*Exercise aim:* Give the number of lines that contain the string "ylabel", please, and nothing else.

*Given data:*
*-*-*

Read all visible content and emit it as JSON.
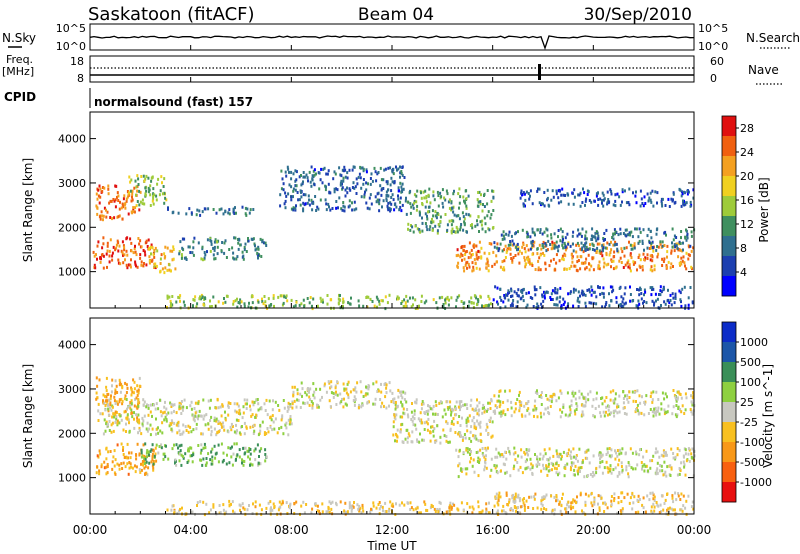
{
  "header": {
    "station": "Saskatoon (fitACF)",
    "beam": "Beam 04",
    "date": "30/Sep/2010"
  },
  "status_panel": {
    "left_nsky_label": "N.Sky",
    "nsky_top_tick": "10^5",
    "nsky_bottom_tick": "10^0",
    "right_nsearch_label": "N.Search",
    "nsearch_top_tick": "10^5",
    "nsearch_bottom_tick": "10^0",
    "freq_label_line1": "Freq.",
    "freq_label_line2": "[MHz]",
    "freq_top_tick": "18",
    "freq_bottom_tick": "8",
    "nave_label": "Nave",
    "nave_top_tick": "60",
    "nave_bottom_tick": "0",
    "cpid_label": "CPID",
    "cpid_value": "normalsound (fast) 157"
  },
  "axes": {
    "x_ticks": [
      "00:00",
      "04:00",
      "08:00",
      "12:00",
      "16:00",
      "20:00",
      "00:00"
    ],
    "xlabel": "Time UT",
    "ylabel": "Slant Range [km]",
    "y_ticks": [
      "1000",
      "2000",
      "3000",
      "4000"
    ]
  },
  "chart_data": [
    {
      "type": "heatmap",
      "panel": "power",
      "xlabel": "Time UT",
      "ylabel": "Slant Range [km]",
      "xlim_hours": [
        0,
        24
      ],
      "ylim_km": [
        180,
        4600
      ],
      "colorbar": {
        "label": "Power [dB]",
        "ticks": [
          "4",
          "8",
          "12",
          "16",
          "20",
          "24",
          "28"
        ],
        "range": [
          0,
          30
        ],
        "colors": [
          "#0000ff",
          "#1c3fb0",
          "#2f6f8f",
          "#3f8f5f",
          "#9ecb3a",
          "#f0d020",
          "#f4a020",
          "#f06010",
          "#e01010"
        ]
      },
      "regions": [
        {
          "t": [
            0.2,
            2.0
          ],
          "r": [
            2200,
            3000
          ],
          "v": 24
        },
        {
          "t": [
            0.1,
            2.6
          ],
          "r": [
            1100,
            1800
          ],
          "v": 25
        },
        {
          "t": [
            2.3,
            3.4
          ],
          "r": [
            1000,
            1600
          ],
          "v": 20
        },
        {
          "t": [
            1.5,
            3.0
          ],
          "r": [
            2500,
            3200
          ],
          "v": 14
        },
        {
          "t": [
            3.5,
            7.0
          ],
          "r": [
            1300,
            1800
          ],
          "v": 10
        },
        {
          "t": [
            3.0,
            6.5
          ],
          "r": [
            2300,
            2500
          ],
          "v": 8
        },
        {
          "t": [
            3.0,
            16.0
          ],
          "r": [
            200,
            500
          ],
          "v": 14
        },
        {
          "t": [
            7.5,
            12.5
          ],
          "r": [
            2400,
            3400
          ],
          "v": 7
        },
        {
          "t": [
            12.5,
            16.0
          ],
          "r": [
            1900,
            2900
          ],
          "v": 12
        },
        {
          "t": [
            14.5,
            24.0
          ],
          "r": [
            1050,
            1700
          ],
          "v": 23
        },
        {
          "t": [
            16.0,
            24.0
          ],
          "r": [
            1500,
            2000
          ],
          "v": 9
        },
        {
          "t": [
            17.0,
            24.0
          ],
          "r": [
            2500,
            2900
          ],
          "v": 6
        },
        {
          "t": [
            16.0,
            24.0
          ],
          "r": [
            200,
            700
          ],
          "v": 6
        }
      ]
    },
    {
      "type": "heatmap",
      "panel": "velocity",
      "xlabel": "Time UT",
      "ylabel": "Slant Range [km]",
      "xlim_hours": [
        0,
        24
      ],
      "ylim_km": [
        180,
        4600
      ],
      "colorbar": {
        "label": "Velocity [m s^-1]",
        "ticks": [
          "1000",
          "500",
          "100",
          "25",
          "-25",
          "-100",
          "-500",
          "-1000"
        ],
        "range": [
          -1000,
          1000
        ],
        "colors": [
          "#0c2cc8",
          "#1c56a8",
          "#3a8f58",
          "#8ed040",
          "#c8c8c0",
          "#f8c020",
          "#f89818",
          "#f86010",
          "#e81010"
        ]
      },
      "regions": [
        {
          "t": [
            0.2,
            2.0
          ],
          "r": [
            2300,
            3300
          ],
          "v": -300
        },
        {
          "t": [
            0.2,
            2.6
          ],
          "r": [
            1100,
            1800
          ],
          "v": -350
        },
        {
          "t": [
            2.0,
            7.0
          ],
          "r": [
            1300,
            1800
          ],
          "v": 300
        },
        {
          "t": [
            0.5,
            8.0
          ],
          "r": [
            2000,
            2800
          ],
          "v": 0
        },
        {
          "t": [
            3.0,
            16.0
          ],
          "r": [
            200,
            500
          ],
          "v": -150
        },
        {
          "t": [
            8.0,
            12.5
          ],
          "r": [
            2600,
            3200
          ],
          "v": 0
        },
        {
          "t": [
            12.0,
            16.0
          ],
          "r": [
            1800,
            2800
          ],
          "v": 0
        },
        {
          "t": [
            14.5,
            24.0
          ],
          "r": [
            1050,
            1700
          ],
          "v": 0
        },
        {
          "t": [
            16.0,
            24.0
          ],
          "r": [
            2400,
            3000
          ],
          "v": 0
        },
        {
          "t": [
            16.0,
            24.0
          ],
          "r": [
            200,
            700
          ],
          "v": -200
        }
      ]
    }
  ]
}
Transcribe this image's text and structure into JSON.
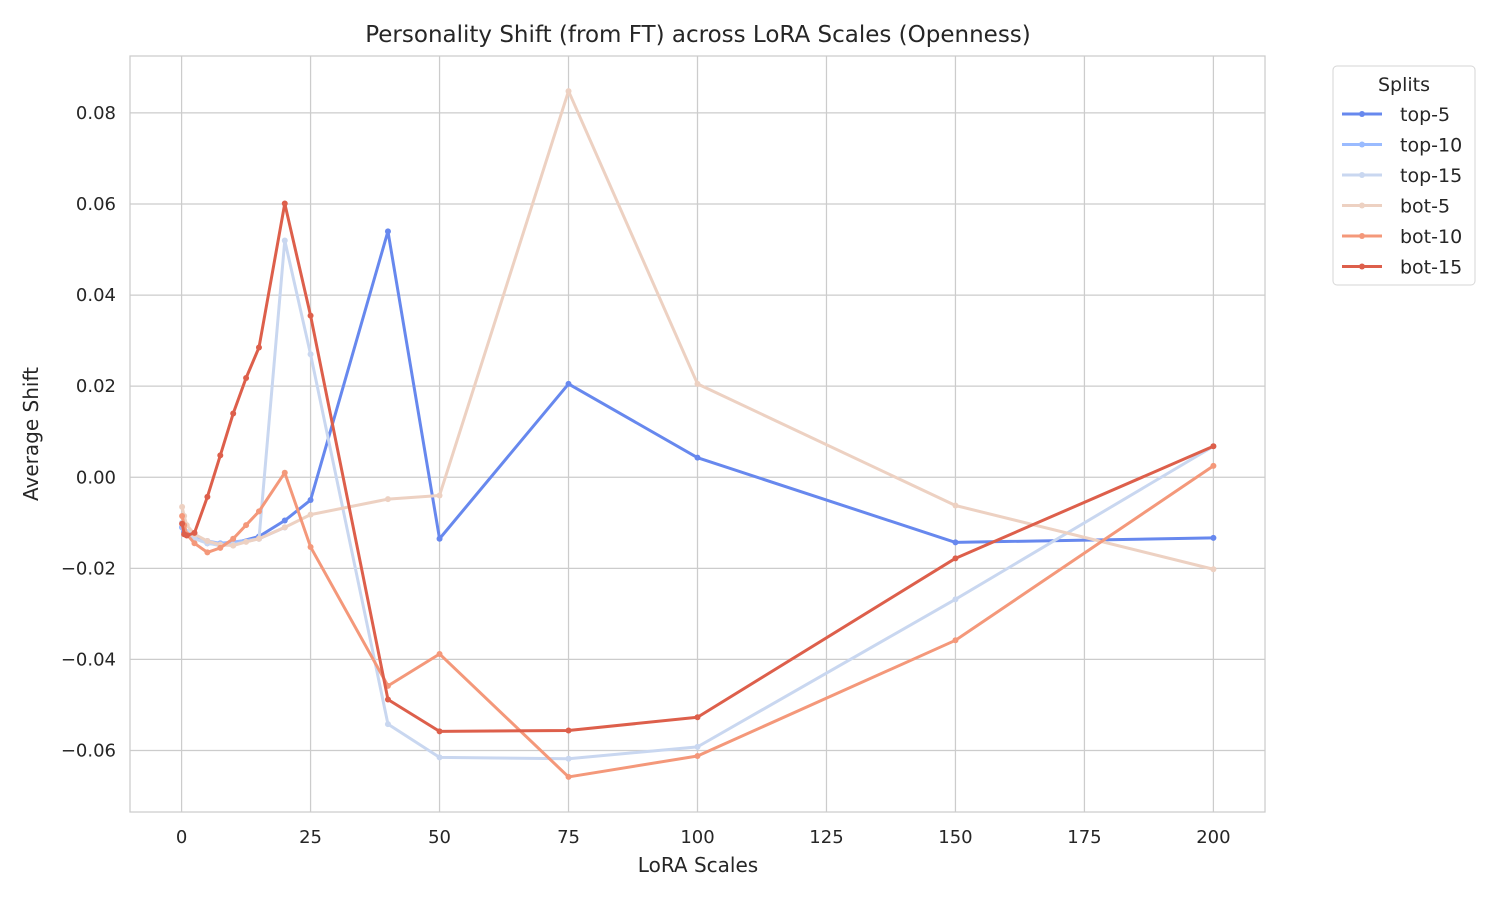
{
  "chart_data": {
    "type": "line",
    "title": "Personality Shift (from FT) across LoRA Scales (Openness)",
    "xlabel": "LoRA Scales",
    "ylabel": "Average Shift",
    "xlim": [
      -10,
      210
    ],
    "ylim": [
      -0.0735,
      0.0925
    ],
    "xticks": [
      0,
      25,
      50,
      75,
      100,
      125,
      150,
      175,
      200
    ],
    "xtick_labels": [
      "0",
      "25",
      "50",
      "75",
      "100",
      "125",
      "150",
      "175",
      "200"
    ],
    "yticks": [
      -0.06,
      -0.04,
      -0.02,
      0.0,
      0.02,
      0.04,
      0.06,
      0.08
    ],
    "ytick_labels": [
      "−0.06",
      "−0.04",
      "−0.02",
      "0.00",
      "0.02",
      "0.04",
      "0.06",
      "0.08"
    ],
    "grid": true,
    "legend": {
      "title": "Splits",
      "placement": "outside-top-right"
    },
    "series": [
      {
        "name": "top-5",
        "color": "#6788ee",
        "x": [
          0.1,
          0.5,
          1,
          2.5,
          5,
          7.5,
          10,
          15,
          20,
          25,
          40,
          50,
          75,
          100,
          150,
          200
        ],
        "y": [
          -0.011,
          -0.012,
          -0.0125,
          -0.0125,
          -0.0145,
          -0.0148,
          -0.0145,
          -0.013,
          -0.0095,
          -0.005,
          0.054,
          -0.0135,
          0.0205,
          0.0043,
          -0.0143,
          -0.0133
        ]
      },
      {
        "name": "top-10",
        "color": "#9abbff",
        "x": [
          0.1,
          0.5,
          1,
          2.5,
          5,
          7.5,
          10,
          15,
          20
        ],
        "y": [
          -0.011,
          -0.0115,
          -0.012,
          -0.013,
          -0.014,
          -0.0145,
          -0.0142,
          -0.0135,
          -0.011
        ]
      },
      {
        "name": "top-15",
        "color": "#c9d7f0",
        "x": [
          0.1,
          0.5,
          1,
          2.5,
          5,
          7.5,
          10,
          15,
          20,
          25,
          40,
          50,
          75,
          100,
          150,
          200
        ],
        "y": [
          -0.01,
          -0.011,
          -0.012,
          -0.0135,
          -0.0145,
          -0.015,
          -0.0148,
          -0.0135,
          0.052,
          0.027,
          -0.0542,
          -0.0615,
          -0.0618,
          -0.0592,
          -0.0268,
          0.0068
        ]
      },
      {
        "name": "bot-5",
        "color": "#edd1c2",
        "x": [
          0.1,
          0.5,
          1,
          2.5,
          5,
          7.5,
          10,
          12.5,
          15,
          20,
          25,
          40,
          50,
          75,
          100,
          150,
          200
        ],
        "y": [
          -0.0065,
          -0.0085,
          -0.0105,
          -0.0125,
          -0.014,
          -0.0148,
          -0.015,
          -0.0142,
          -0.0135,
          -0.011,
          -0.0082,
          -0.0048,
          -0.004,
          0.0848,
          0.0205,
          -0.0062,
          -0.0202
        ]
      },
      {
        "name": "bot-10",
        "color": "#f4987a",
        "x": [
          0.1,
          0.5,
          1,
          2.5,
          5,
          7.5,
          10,
          12.5,
          15,
          20,
          25,
          40,
          50,
          75,
          100,
          150,
          200
        ],
        "y": [
          -0.0085,
          -0.0105,
          -0.0125,
          -0.0145,
          -0.0165,
          -0.0155,
          -0.0135,
          -0.0105,
          -0.0075,
          0.001,
          -0.0153,
          -0.0458,
          -0.0388,
          -0.0658,
          -0.0612,
          -0.0358,
          0.0025
        ]
      },
      {
        "name": "bot-15",
        "color": "#dd5f4b",
        "x": [
          0.1,
          0.5,
          1,
          2.5,
          5,
          7.5,
          10,
          12.5,
          15,
          20,
          25,
          40,
          50,
          75,
          100,
          150,
          200
        ],
        "y": [
          -0.0102,
          -0.0125,
          -0.0128,
          -0.0122,
          -0.0043,
          0.0048,
          0.014,
          0.0218,
          0.0285,
          0.0601,
          0.0355,
          -0.0488,
          -0.0558,
          -0.0556,
          -0.0527,
          -0.0178,
          0.0068
        ]
      }
    ]
  }
}
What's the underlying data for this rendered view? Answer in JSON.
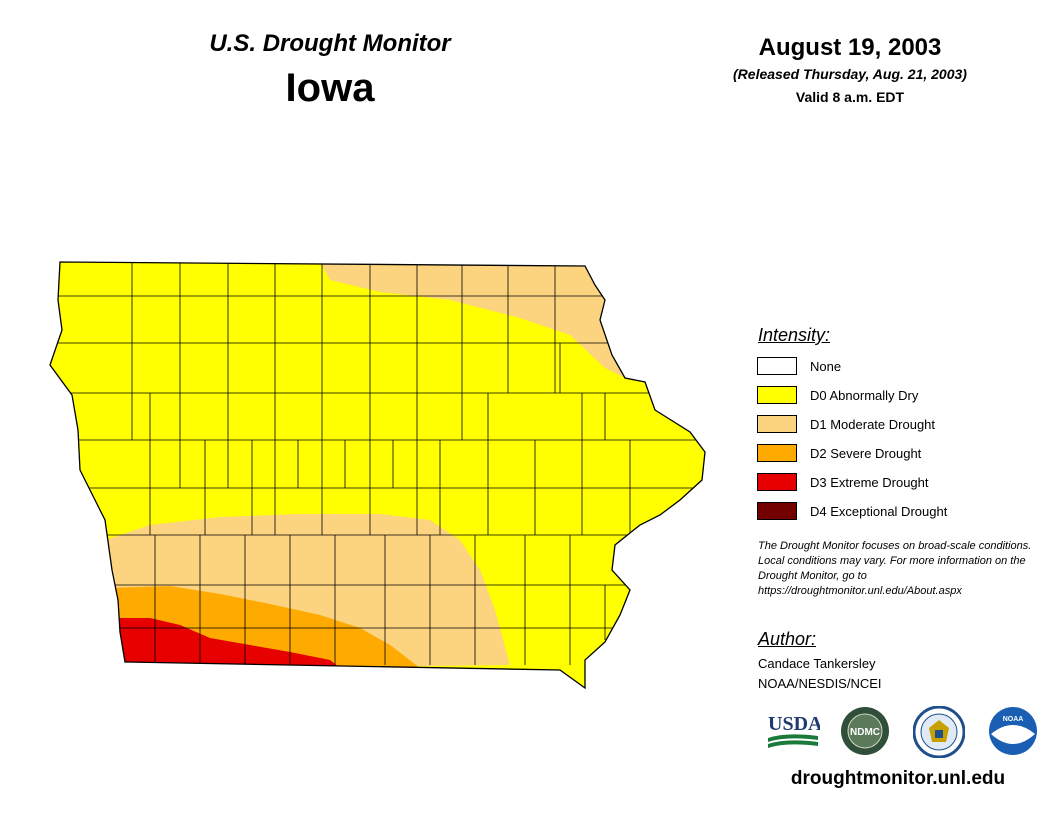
{
  "header": {
    "monitor_title": "U.S. Drought Monitor",
    "state": "Iowa",
    "date": "August 19, 2003",
    "released": "(Released Thursday, Aug. 21, 2003)",
    "valid": "Valid 8 a.m. EDT"
  },
  "colors": {
    "none": "#ffffff",
    "d0": "#ffff00",
    "d1": "#fcd37f",
    "d2": "#ffaa00",
    "d3": "#e60000",
    "d4": "#730000",
    "border": "#000000"
  },
  "legend": {
    "title": "Intensity:",
    "items": [
      {
        "label": "None",
        "color": "#ffffff"
      },
      {
        "label": "D0 Abnormally Dry",
        "color": "#ffff00"
      },
      {
        "label": "D1 Moderate Drought",
        "color": "#fcd37f"
      },
      {
        "label": "D2 Severe Drought",
        "color": "#ffaa00"
      },
      {
        "label": "D3 Extreme Drought",
        "color": "#e60000"
      },
      {
        "label": "D4 Exceptional Drought",
        "color": "#730000"
      }
    ]
  },
  "note": "The Drought Monitor focuses on broad-scale conditions. Local conditions may vary. For more information on the Drought Monitor, go to https://droughtmonitor.unl.edu/About.aspx",
  "author": {
    "title": "Author:",
    "name": "Candace Tankersley",
    "org": "NOAA/NESDIS/NCEI"
  },
  "logos": [
    {
      "name": "usda-logo",
      "text": "USDA"
    },
    {
      "name": "ndmc-logo",
      "text": "NDMC"
    },
    {
      "name": "doc-seal-logo",
      "text": ""
    },
    {
      "name": "noaa-logo",
      "text": "NOAA"
    }
  ],
  "footer_url": "droughtmonitor.unl.edu"
}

*-*-*

*Expected output:* 4